Material to process:
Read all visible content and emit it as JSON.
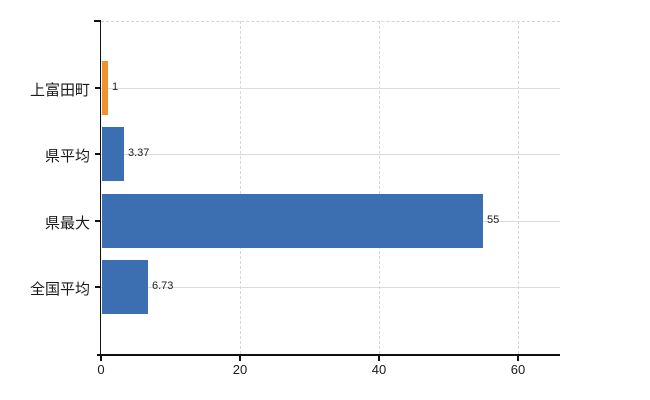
{
  "chart_data": {
    "type": "bar",
    "orientation": "horizontal",
    "title": "",
    "xlabel": "",
    "ylabel": "",
    "categories": [
      "上富田町",
      "県平均",
      "県最大",
      "全国平均"
    ],
    "values": [
      1,
      3.37,
      55,
      6.73
    ],
    "value_labels": [
      "1",
      "3.37",
      "55",
      "6.73"
    ],
    "bar_colors": [
      "#F0922D",
      "#3C6FB1",
      "#3C6FB1",
      "#3C6FB1"
    ],
    "x_ticks": [
      0,
      20,
      40,
      60
    ],
    "x_tick_labels": [
      "0",
      "20",
      "40",
      "60"
    ],
    "xlim": [
      0,
      66
    ],
    "grid": true,
    "legend": "none",
    "background_color": "#FFFFFF",
    "axis_color": "#111111",
    "gridline_color": "#D7D7D7",
    "accent_orange": "#F0922D",
    "accent_blue": "#3C6FB1"
  }
}
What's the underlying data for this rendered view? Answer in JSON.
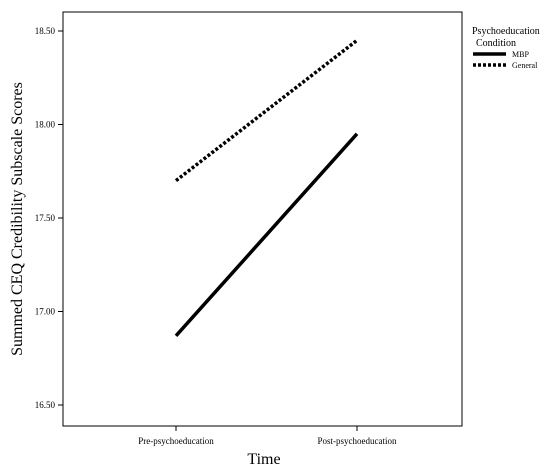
{
  "chart_data": {
    "type": "line",
    "categories": [
      "Pre-psychoeducation",
      "Post-psychoeducation"
    ],
    "series": [
      {
        "name": "MBP",
        "values": [
          16.87,
          17.95
        ],
        "color": "#000000",
        "style": "solid"
      },
      {
        "name": "General",
        "values": [
          17.7,
          18.45
        ],
        "color": "#000000",
        "style": "dotted"
      }
    ],
    "xlabel": "Time",
    "ylabel": "Summed CEQ Credibility Subscale Scores",
    "ylim": [
      16.45,
      18.55
    ],
    "yticks": [
      "16.50",
      "17.00",
      "17.50",
      "18.00",
      "18.50"
    ],
    "legend": {
      "title_line1": "Psychoeducation",
      "title_line2": "Condition",
      "placement": "top-right-outside"
    },
    "grid": false
  }
}
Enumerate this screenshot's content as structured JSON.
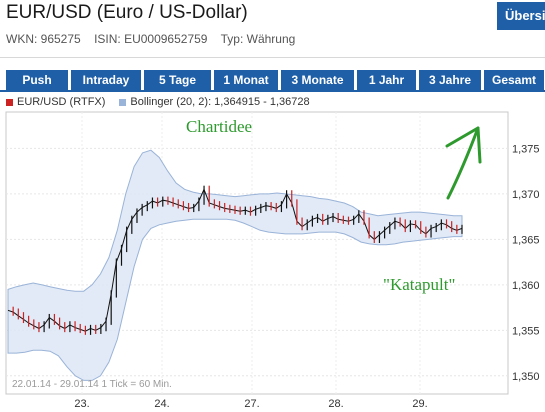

Problem details:
Each entry gets copied exactly; the pictures stay out.

Solution to the exercise:
Read all visible content and emit it as JSON.
{
  "chart_data": {
    "type": "bar",
    "orientation": "horizontal",
    "title": "",
    "xlabel": "",
    "ylabel": "",
    "categories": [
      "上富田町",
      "県平均",
      "県最大",
      "全国平均"
    ],
    "values": [
      1,
      3.37,
      55,
      6.73
    ],
    "value_labels": [
      "1",
      "3.37",
      "55",
      "6.73"
    ],
    "bar_colors": [
      "#F0922D",
      "#3C6FB1",
      "#3C6FB1",
      "#3C6FB1"
    ],
    "x_ticks": [
      0,
      20,
      40,
      60
    ],
    "x_tick_labels": [
      "0",
      "20",
      "40",
      "60"
    ],
    "xlim": [
      0,
      66
    ],
    "grid": true,
    "legend": "none",
    "background_color": "#FFFFFF",
    "axis_color": "#111111",
    "gridline_color": "#D7D7D7",
    "accent_orange": "#F0922D",
    "accent_blue": "#3C6FB1"
  }
}
What's the underlying data for this rendered view? Answer in JSON.
{
  "chart_data": {
    "type": "line",
    "categories": [
      "Pre-psychoeducation",
      "Post-psychoeducation"
    ],
    "series": [
      {
        "name": "MBP",
        "values": [
          16.87,
          17.95
        ],
        "color": "#000000",
        "style": "solid"
      },
      {
        "name": "General",
        "values": [
          17.7,
          18.45
        ],
        "color": "#000000",
        "style": "dotted"
      }
    ],
    "xlabel": "Time",
    "ylabel": "Summed CEQ Credibility Subscale Scores",
    "ylim": [
      16.45,
      18.55
    ],
    "yticks": [
      "16.50",
      "17.00",
      "17.50",
      "18.00",
      "18.50"
    ],
    "legend": {
      "title_line1": "Psychoeducation",
      "title_line2": "Condition",
      "placement": "top-right-outside"
    },
    "grid": false
  }
}
Enumerate this screenshot's content as structured JSON.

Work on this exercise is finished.